Required task:
Restate the whole listing word for word. Pictures are left out.

***** Data to use *****

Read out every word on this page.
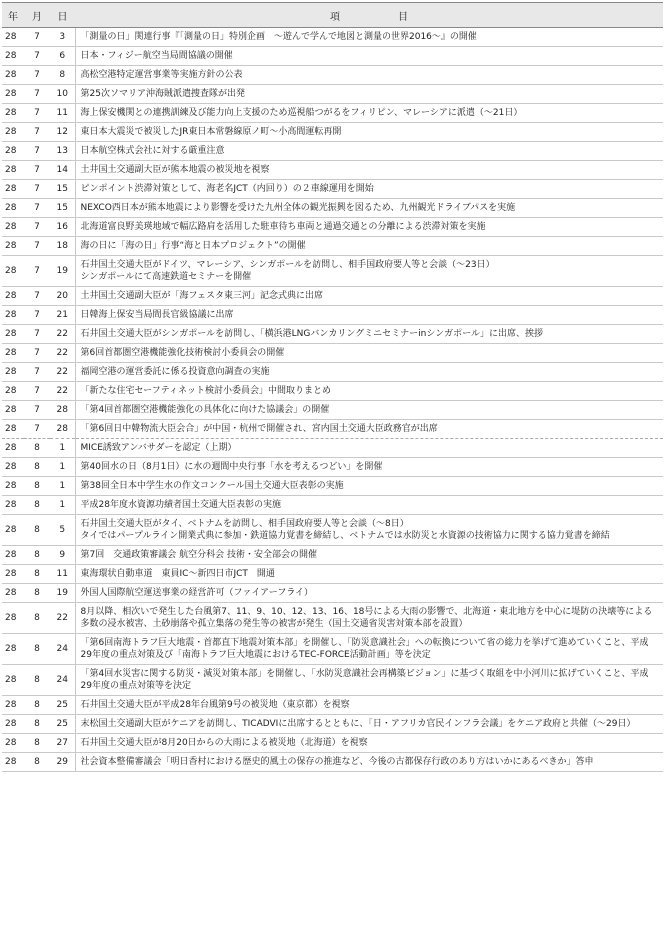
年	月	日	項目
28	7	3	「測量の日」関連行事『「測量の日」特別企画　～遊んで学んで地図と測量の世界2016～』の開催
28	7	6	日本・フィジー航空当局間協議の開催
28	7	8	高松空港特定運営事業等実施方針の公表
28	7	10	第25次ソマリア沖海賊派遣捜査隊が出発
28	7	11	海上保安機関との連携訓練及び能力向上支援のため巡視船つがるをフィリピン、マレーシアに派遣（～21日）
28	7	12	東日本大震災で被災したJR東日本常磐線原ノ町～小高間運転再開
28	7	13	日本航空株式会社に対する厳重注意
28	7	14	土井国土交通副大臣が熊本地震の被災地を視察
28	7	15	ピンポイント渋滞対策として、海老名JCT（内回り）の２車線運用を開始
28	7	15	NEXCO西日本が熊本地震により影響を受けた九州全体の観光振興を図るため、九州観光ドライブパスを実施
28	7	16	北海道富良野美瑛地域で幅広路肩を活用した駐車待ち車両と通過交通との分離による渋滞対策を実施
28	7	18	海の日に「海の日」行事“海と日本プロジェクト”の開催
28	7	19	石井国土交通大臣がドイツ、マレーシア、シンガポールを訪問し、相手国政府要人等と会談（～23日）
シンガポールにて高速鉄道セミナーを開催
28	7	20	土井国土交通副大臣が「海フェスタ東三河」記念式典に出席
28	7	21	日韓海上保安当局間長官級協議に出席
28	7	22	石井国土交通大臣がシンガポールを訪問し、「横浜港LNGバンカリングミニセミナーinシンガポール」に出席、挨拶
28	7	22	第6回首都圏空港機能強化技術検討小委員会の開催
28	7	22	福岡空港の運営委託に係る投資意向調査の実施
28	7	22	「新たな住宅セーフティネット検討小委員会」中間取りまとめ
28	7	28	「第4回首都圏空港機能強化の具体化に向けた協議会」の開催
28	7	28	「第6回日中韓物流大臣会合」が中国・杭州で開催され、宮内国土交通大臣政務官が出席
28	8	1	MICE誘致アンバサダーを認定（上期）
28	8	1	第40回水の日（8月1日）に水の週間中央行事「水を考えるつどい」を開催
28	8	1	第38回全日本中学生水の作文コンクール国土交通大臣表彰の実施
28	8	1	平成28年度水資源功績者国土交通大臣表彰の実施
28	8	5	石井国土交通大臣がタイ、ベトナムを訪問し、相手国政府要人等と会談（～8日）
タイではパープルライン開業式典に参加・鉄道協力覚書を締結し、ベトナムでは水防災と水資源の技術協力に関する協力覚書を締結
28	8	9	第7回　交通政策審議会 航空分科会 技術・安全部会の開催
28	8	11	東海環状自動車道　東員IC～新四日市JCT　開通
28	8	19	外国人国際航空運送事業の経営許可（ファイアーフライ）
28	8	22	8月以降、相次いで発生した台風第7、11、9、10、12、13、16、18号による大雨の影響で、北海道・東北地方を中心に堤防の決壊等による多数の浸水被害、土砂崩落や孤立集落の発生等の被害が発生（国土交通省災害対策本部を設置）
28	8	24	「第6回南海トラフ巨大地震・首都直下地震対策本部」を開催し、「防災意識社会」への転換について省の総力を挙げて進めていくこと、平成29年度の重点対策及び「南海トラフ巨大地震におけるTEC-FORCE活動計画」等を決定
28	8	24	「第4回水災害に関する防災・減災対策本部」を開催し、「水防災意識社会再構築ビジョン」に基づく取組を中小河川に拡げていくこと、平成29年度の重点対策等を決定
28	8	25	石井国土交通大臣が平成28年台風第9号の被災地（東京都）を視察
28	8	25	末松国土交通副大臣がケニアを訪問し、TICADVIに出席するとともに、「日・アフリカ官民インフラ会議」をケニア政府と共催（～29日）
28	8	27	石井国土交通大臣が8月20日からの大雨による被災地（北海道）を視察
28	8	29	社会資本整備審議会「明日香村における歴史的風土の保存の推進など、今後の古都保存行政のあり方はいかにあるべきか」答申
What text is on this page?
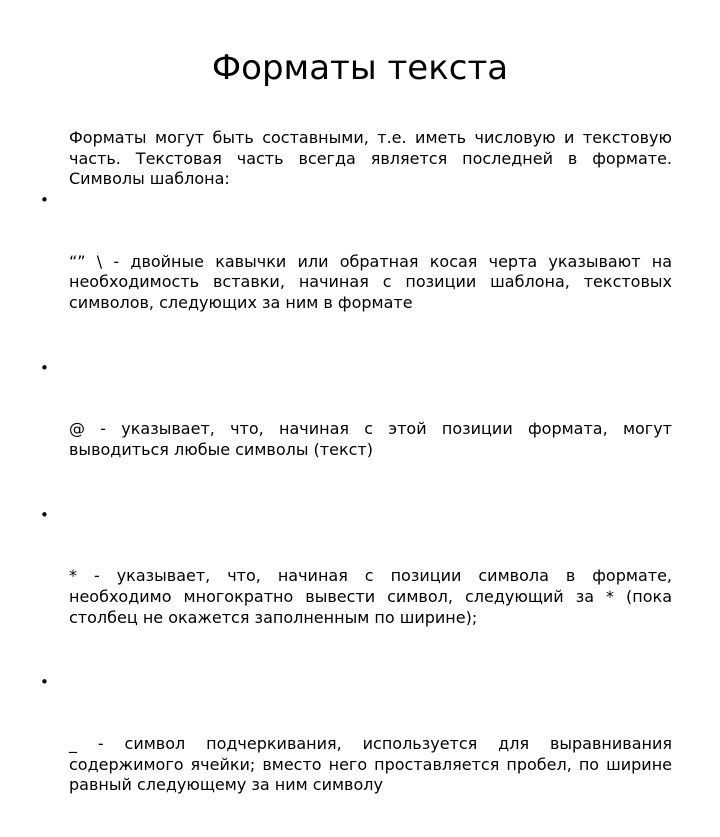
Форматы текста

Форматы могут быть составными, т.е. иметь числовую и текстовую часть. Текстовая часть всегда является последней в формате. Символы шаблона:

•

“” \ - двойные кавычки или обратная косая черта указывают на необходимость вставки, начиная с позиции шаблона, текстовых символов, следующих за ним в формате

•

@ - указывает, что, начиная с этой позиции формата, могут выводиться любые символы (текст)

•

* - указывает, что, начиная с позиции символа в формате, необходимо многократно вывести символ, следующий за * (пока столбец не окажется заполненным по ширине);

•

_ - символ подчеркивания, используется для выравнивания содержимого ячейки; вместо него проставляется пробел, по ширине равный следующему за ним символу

*****

Answer to this task:
Read out every word on this page.
年	月	日	項目
28	7	3	「測量の日」関連行事『「測量の日」特別企画　～遊んで学んで地図と測量の世界2016～』の開催
28	7	6	日本・フィジー航空当局間協議の開催
28	7	8	高松空港特定運営事業等実施方針の公表
28	7	10	第25次ソマリア沖海賊派遣捜査隊が出発
28	7	11	海上保安機関との連携訓練及び能力向上支援のため巡視船つがるをフィリピン、マレーシアに派遣（～21日）
28	7	12	東日本大震災で被災したJR東日本常磐線原ノ町～小高間運転再開
28	7	13	日本航空株式会社に対する厳重注意
28	7	14	土井国土交通副大臣が熊本地震の被災地を視察
28	7	15	ピンポイント渋滞対策として、海老名JCT（内回り）の２車線運用を開始
28	7	15	NEXCO西日本が熊本地震により影響を受けた九州全体の観光振興を図るため、九州観光ドライブパスを実施
28	7	16	北海道富良野美瑛地域で幅広路肩を活用した駐車待ち車両と通過交通との分離による渋滞対策を実施
28	7	18	海の日に「海の日」行事“海と日本プロジェクト”の開催
28	7	19	石井国土交通大臣がドイツ、マレーシア、シンガポールを訪問し、相手国政府要人等と会談（～23日）
シンガポールにて高速鉄道セミナーを開催
28	7	20	土井国土交通副大臣が「海フェスタ東三河」記念式典に出席
28	7	21	日韓海上保安当局間長官級協議に出席
28	7	22	石井国土交通大臣がシンガポールを訪問し、「横浜港LNGバンカリングミニセミナーinシンガポール」に出席、挨拶
28	7	22	第6回首都圏空港機能強化技術検討小委員会の開催
28	7	22	福岡空港の運営委託に係る投資意向調査の実施
28	7	22	「新たな住宅セーフティネット検討小委員会」中間取りまとめ
28	7	28	「第4回首都圏空港機能強化の具体化に向けた協議会」の開催
28	7	28	「第6回日中韓物流大臣会合」が中国・杭州で開催され、宮内国土交通大臣政務官が出席
28	8	1	MICE誘致アンバサダーを認定（上期）
28	8	1	第40回水の日（8月1日）に水の週間中央行事「水を考えるつどい」を開催
28	8	1	第38回全日本中学生水の作文コンクール国土交通大臣表彰の実施
28	8	1	平成28年度水資源功績者国土交通大臣表彰の実施
28	8	5	石井国土交通大臣がタイ、ベトナムを訪問し、相手国政府要人等と会談（～8日）
タイではパープルライン開業式典に参加・鉄道協力覚書を締結し、ベトナムでは水防災と水資源の技術協力に関する協力覚書を締結
28	8	9	第7回　交通政策審議会 航空分科会 技術・安全部会の開催
28	8	11	東海環状自動車道　東員IC～新四日市JCT　開通
28	8	19	外国人国際航空運送事業の経営許可（ファイアーフライ）
28	8	22	8月以降、相次いで発生した台風第7、11、9、10、12、13、16、18号による大雨の影響で、北海道・東北地方を中心に堤防の決壊等による多数の浸水被害、土砂崩落や孤立集落の発生等の被害が発生（国土交通省災害対策本部を設置）
28	8	24	「第6回南海トラフ巨大地震・首都直下地震対策本部」を開催し、「防災意識社会」への転換について省の総力を挙げて進めていくこと、平成29年度の重点対策及び「南海トラフ巨大地震におけるTEC-FORCE活動計画」等を決定
28	8	24	「第4回水災害に関する防災・減災対策本部」を開催し、「水防災意識社会再構築ビジョン」に基づく取組を中小河川に拡げていくこと、平成29年度の重点対策等を決定
28	8	25	石井国土交通大臣が平成28年台風第9号の被災地（東京都）を視察
28	8	25	末松国土交通副大臣がケニアを訪問し、TICADVIに出席するとともに、「日・アフリカ官民インフラ会議」をケニア政府と共催（～29日）
28	8	27	石井国土交通大臣が8月20日からの大雨による被災地（北海道）を視察
28	8	29	社会資本整備審議会「明日香村における歴史的風土の保存の推進など、今後の古都保存行政のあり方はいかにあるべきか」答申
What text is on this page?
Форматы текста

Форматы могут быть составными, т.е. иметь числовую и текстовую часть. Текстовая часть всегда является последней в формате. Символы шаблона:

•

“” \ - двойные кавычки или обратная косая черта указывают на необходимость вставки, начиная с позиции шаблона, текстовых символов, следующих за ним в формате

•

@ - указывает, что, начиная с этой позиции формата, могут выводиться любые символы (текст)

•

* - указывает, что, начиная с позиции символа в формате, необходимо многократно вывести символ, следующий за * (пока столбец не окажется заполненным по ширине);

•

_ - символ подчеркивания, используется для выравнивания содержимого ячейки; вместо него проставляется пробел, по ширине равный следующему за ним символу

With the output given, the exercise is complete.